▸ Excerpt to read
+-------+
Nominated for the Nobel Prize for Literature 2012 Man Booker International Prize Finalist 2011.

Childhood

Dacia Maraini spent her early childhood in Japan where her father – Fosco Maraini, the famous ethnologist was working on a research project. The family were confined to a concentration camp in Japan during the final years of the war, due to her parents’ anti-fascist views, When Dacia and her family left Japan they went to live in Sicily, at her mother’s (the painter Topazia Alliata) ancestral home. Dacia studied in Palermo, Florence and Rome, where she began her career writing articles in literary magazines.

Current

Passi Affrettati (Hurried Steps). As well as being staged in Italy, the UK and Australia, it has been performed in France by the company Talon Rouge (Dir. Catherine Javaloyes) and in Spain by the company Crit (Dir. Dacia Maraini).
+-------+
(Recorded data)
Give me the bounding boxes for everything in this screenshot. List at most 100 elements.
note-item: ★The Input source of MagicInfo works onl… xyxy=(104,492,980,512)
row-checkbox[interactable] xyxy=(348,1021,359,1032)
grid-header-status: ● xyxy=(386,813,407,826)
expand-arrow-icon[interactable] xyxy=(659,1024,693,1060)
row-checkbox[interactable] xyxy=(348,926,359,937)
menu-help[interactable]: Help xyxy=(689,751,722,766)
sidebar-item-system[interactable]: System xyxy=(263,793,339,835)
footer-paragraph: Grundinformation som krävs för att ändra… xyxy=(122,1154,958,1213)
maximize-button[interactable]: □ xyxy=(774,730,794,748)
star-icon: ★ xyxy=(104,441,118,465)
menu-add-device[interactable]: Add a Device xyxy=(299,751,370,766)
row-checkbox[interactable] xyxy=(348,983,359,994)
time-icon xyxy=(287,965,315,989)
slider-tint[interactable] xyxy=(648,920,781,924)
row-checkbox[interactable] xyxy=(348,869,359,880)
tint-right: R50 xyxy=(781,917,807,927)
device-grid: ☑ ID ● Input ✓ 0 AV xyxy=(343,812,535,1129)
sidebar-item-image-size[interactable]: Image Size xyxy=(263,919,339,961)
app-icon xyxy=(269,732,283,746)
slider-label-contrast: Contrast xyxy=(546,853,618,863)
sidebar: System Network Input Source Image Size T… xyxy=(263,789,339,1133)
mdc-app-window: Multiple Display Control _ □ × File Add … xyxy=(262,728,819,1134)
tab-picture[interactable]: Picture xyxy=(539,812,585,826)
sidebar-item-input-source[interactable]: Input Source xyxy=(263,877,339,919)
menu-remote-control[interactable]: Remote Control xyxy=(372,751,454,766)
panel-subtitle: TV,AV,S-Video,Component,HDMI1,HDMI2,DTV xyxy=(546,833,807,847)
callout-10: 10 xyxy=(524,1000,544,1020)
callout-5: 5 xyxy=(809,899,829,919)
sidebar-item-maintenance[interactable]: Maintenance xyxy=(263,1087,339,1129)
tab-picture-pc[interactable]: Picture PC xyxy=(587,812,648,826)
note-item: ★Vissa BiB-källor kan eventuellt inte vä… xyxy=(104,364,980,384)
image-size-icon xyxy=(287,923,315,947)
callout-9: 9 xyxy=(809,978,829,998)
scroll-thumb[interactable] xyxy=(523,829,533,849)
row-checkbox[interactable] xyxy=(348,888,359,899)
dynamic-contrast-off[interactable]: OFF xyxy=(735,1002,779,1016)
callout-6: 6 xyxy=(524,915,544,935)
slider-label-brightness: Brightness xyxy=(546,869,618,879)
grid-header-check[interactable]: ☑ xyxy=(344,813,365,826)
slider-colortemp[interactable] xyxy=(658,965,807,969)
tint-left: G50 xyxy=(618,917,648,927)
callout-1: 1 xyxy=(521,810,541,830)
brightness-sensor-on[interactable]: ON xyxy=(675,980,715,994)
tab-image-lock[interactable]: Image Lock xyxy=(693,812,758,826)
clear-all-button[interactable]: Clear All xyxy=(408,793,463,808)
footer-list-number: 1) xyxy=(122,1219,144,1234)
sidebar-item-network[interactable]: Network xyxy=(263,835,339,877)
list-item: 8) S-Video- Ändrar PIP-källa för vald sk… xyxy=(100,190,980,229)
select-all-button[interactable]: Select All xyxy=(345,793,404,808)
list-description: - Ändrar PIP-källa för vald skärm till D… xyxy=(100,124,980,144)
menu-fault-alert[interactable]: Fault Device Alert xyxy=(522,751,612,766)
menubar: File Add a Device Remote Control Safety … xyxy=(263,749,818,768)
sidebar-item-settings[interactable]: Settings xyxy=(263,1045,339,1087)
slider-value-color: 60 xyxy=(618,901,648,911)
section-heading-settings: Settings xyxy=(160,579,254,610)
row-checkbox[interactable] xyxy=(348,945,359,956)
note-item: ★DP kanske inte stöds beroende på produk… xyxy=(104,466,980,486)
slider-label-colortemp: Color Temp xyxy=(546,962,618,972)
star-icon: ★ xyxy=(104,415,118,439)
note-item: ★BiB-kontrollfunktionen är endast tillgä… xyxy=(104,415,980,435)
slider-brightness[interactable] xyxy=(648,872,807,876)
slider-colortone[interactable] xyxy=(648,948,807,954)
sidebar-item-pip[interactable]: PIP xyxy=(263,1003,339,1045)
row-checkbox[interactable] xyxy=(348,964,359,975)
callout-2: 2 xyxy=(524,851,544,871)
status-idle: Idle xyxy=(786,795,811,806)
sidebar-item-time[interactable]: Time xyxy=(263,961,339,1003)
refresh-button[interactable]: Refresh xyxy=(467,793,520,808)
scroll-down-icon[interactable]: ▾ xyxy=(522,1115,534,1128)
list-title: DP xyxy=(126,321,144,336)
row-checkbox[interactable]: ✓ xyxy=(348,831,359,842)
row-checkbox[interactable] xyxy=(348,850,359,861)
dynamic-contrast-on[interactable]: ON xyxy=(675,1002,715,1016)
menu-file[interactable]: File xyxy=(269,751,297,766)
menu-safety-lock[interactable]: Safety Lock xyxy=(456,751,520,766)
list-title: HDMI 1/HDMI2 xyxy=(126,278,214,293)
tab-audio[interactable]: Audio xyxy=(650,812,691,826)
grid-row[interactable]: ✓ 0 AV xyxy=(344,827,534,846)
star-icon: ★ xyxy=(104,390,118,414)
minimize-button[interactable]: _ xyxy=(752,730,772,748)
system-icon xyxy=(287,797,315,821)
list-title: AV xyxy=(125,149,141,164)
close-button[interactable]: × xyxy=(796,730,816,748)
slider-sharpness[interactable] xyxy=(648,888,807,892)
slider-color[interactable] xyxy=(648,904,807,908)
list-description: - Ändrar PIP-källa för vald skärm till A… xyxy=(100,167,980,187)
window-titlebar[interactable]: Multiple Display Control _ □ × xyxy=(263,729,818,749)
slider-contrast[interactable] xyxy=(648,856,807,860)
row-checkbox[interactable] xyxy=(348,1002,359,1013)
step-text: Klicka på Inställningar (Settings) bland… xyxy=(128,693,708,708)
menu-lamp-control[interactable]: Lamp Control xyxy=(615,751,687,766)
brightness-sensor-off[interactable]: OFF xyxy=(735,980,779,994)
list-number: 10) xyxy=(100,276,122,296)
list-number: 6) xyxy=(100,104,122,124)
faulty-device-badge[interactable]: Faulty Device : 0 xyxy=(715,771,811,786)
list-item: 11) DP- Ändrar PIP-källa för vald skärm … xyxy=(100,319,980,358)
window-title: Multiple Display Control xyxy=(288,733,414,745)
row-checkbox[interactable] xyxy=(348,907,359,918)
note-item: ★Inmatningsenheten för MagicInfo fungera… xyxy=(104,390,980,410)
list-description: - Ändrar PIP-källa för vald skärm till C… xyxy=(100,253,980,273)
+-------+
▸ Short problem 1
In the Dacia Maraini biography, copy out everything from "Passi Affrettati (Hurried" down to "(Dir. Dacia Maraini).".
▸ Short problem 2
According to the Dacia Maraini biography, why was her family confined to a concentration camp in Japan?
Base every response on the text alone and on nothing else.

▸ Written answer 1
Passi Affrettati (Hurried Steps). As well as being staged in Italy, the UK and Australia, it has been performed in France by the company Talon Rouge (Dir. Catherine Javaloyes) and in Spain by the company Crit (Dir. Dacia Maraini).

▸ Written answer 2
Her parents held anti-fascist views.